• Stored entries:
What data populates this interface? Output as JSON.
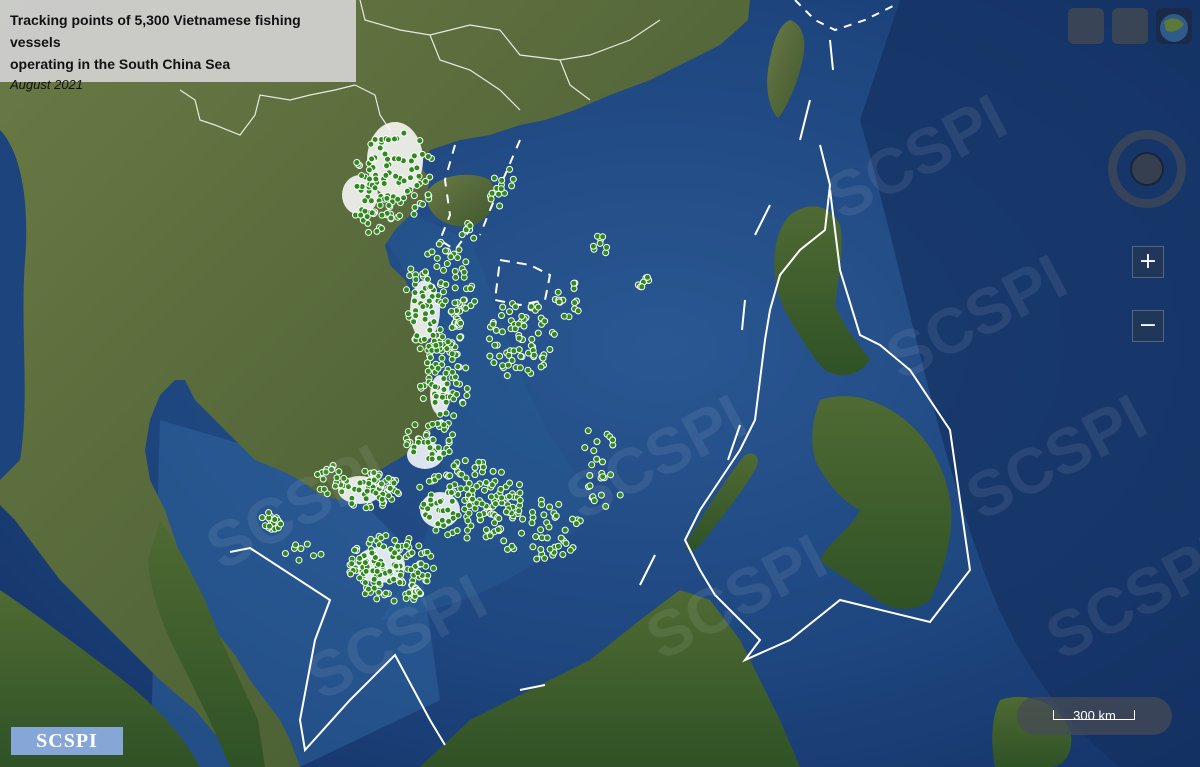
{
  "header": {
    "title_line1": "Tracking points of 5,300 Vietnamese fishing vessels",
    "title_line2": "operating in the South China Sea",
    "subtitle": "August 2021"
  },
  "controls": {
    "top_buttons": [
      "basemap-button",
      "layers-button",
      "satellite-thumbnail-button"
    ],
    "zoom_in": "+",
    "zoom_out": "−"
  },
  "scale": {
    "label": "300 km"
  },
  "logo": {
    "text": "SCSPI"
  },
  "watermark": {
    "text": "SCSPI"
  },
  "colors": {
    "sea": "#1c3f75",
    "land": "#5a6d38",
    "vessel_fill": "#2e8a1c",
    "vessel_outline": "#ffffff",
    "boundary": "#ffffff",
    "title_panel": "#d2d2d2",
    "logo_bg": "#87a6d8"
  },
  "icons": {
    "compass": "compass-icon",
    "zoom_in": "plus-icon",
    "zoom_out": "minus-icon"
  }
}
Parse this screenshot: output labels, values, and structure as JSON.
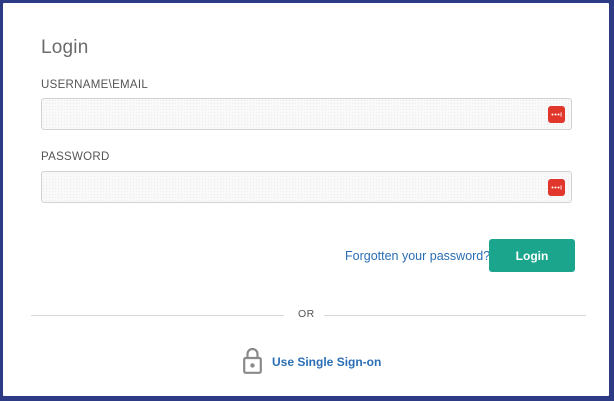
{
  "login": {
    "title": "Login",
    "username_label": "USERNAME\\EMAIL",
    "username_value": "",
    "password_label": "PASSWORD",
    "password_value": "",
    "forgot_link": "Forgotten your password?",
    "login_button": "Login",
    "divider_text": "OR",
    "sso_link": "Use Single Sign-on"
  },
  "icons": {
    "password_manager": "password-manager-icon",
    "sso": "lock-icon"
  },
  "colors": {
    "background": "#2d3b84",
    "login_button": "#1aa58c",
    "link": "#2a6fb5",
    "password_manager_icon": "#e0362c"
  }
}
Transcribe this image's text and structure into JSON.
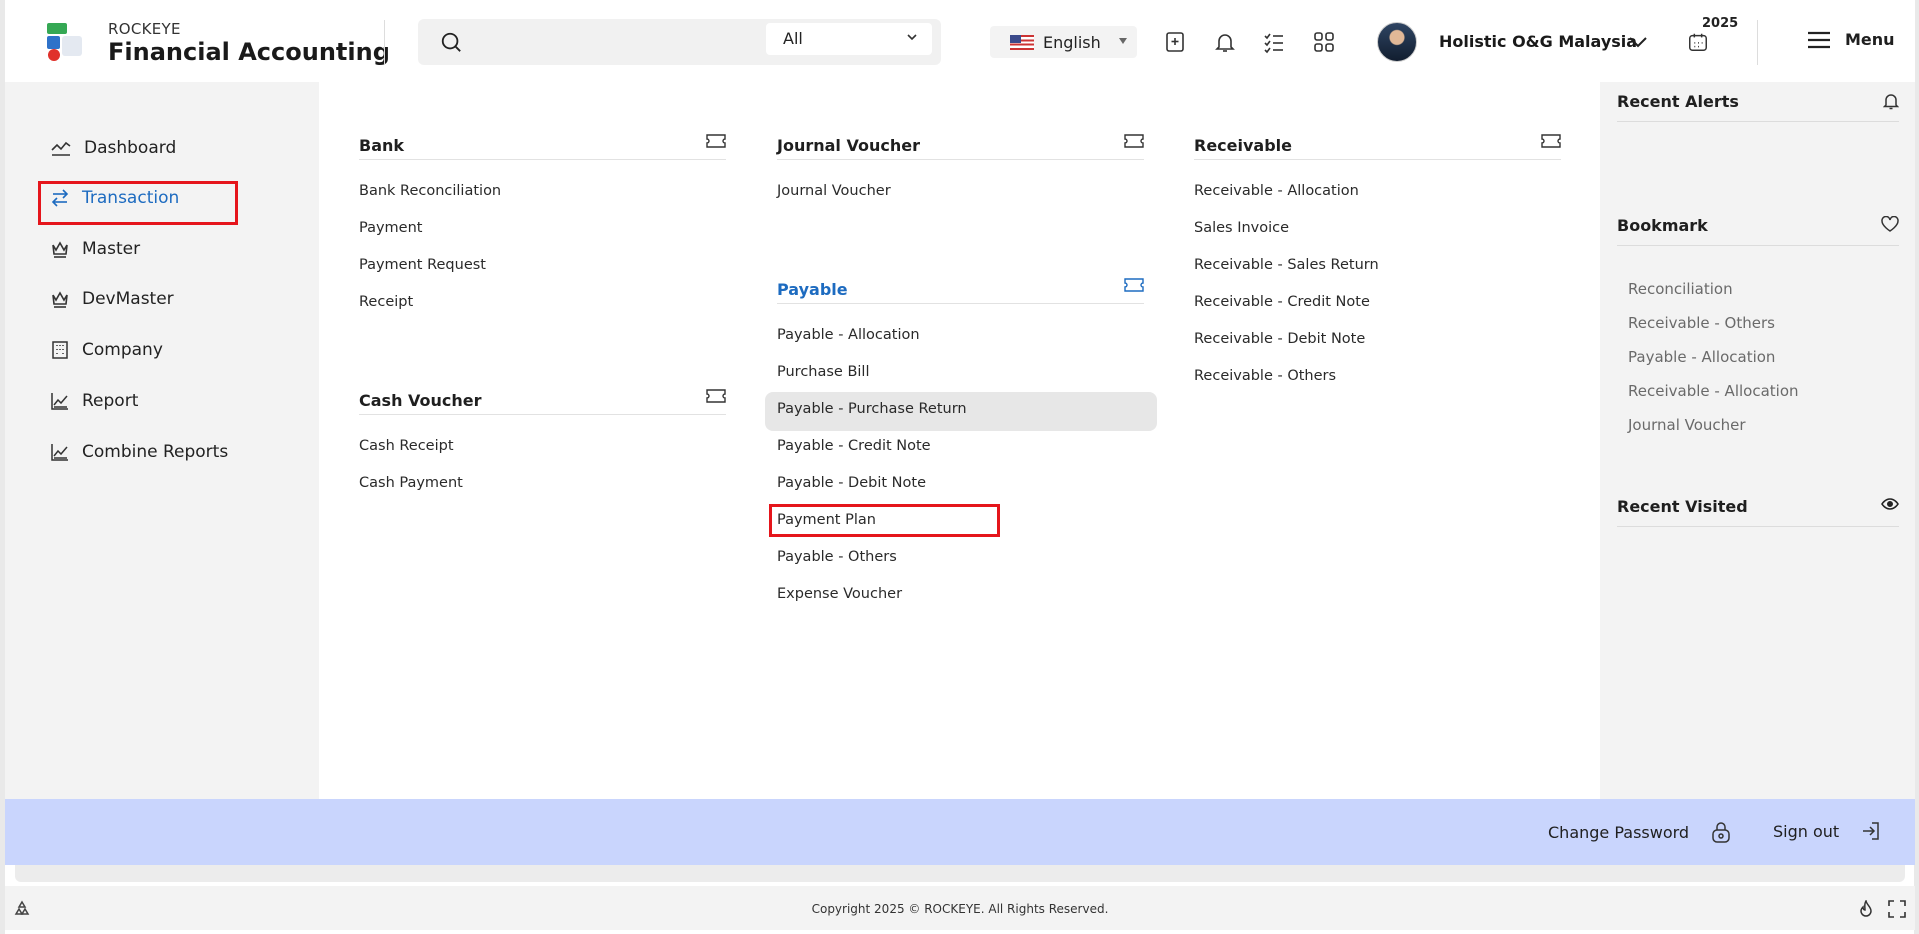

• What is being asked:
Repeat the entries exactly. Pictures are excluded from the copy.

• Written answer:
What data populates this interface? Output as JSON.
{
  "header": {
    "title_line1": "Tracking points of 5,300 Vietnamese fishing vessels",
    "title_line2": "operating in the South China Sea",
    "subtitle": "August 2021"
  },
  "controls": {
    "top_buttons": [
      "basemap-button",
      "layers-button",
      "satellite-thumbnail-button"
    ],
    "zoom_in": "+",
    "zoom_out": "−"
  },
  "scale": {
    "label": "300 km"
  },
  "logo": {
    "text": "SCSPI"
  },
  "watermark": {
    "text": "SCSPI"
  },
  "colors": {
    "sea": "#1c3f75",
    "land": "#5a6d38",
    "vessel_fill": "#2e8a1c",
    "vessel_outline": "#ffffff",
    "boundary": "#ffffff",
    "title_panel": "#d2d2d2",
    "logo_bg": "#87a6d8"
  },
  "icons": {
    "compass": "compass-icon",
    "zoom_in": "plus-icon",
    "zoom_out": "minus-icon"
  }
}
Parse this screenshot: output labels, values, and structure as JSON.
{
  "login": {
    "title": "Login",
    "username_label": "USERNAME\\EMAIL",
    "username_value": "",
    "password_label": "PASSWORD",
    "password_value": "",
    "forgot_link": "Forgotten your password?",
    "login_button": "Login",
    "divider_text": "OR",
    "sso_link": "Use Single Sign-on"
  },
  "icons": {
    "password_manager": "password-manager-icon",
    "sso": "lock-icon"
  },
  "colors": {
    "background": "#2d3b84",
    "login_button": "#1aa58c",
    "link": "#2a6fb5",
    "password_manager_icon": "#e0362c"
  }
}
Transcribe this image's text and structure into JSON.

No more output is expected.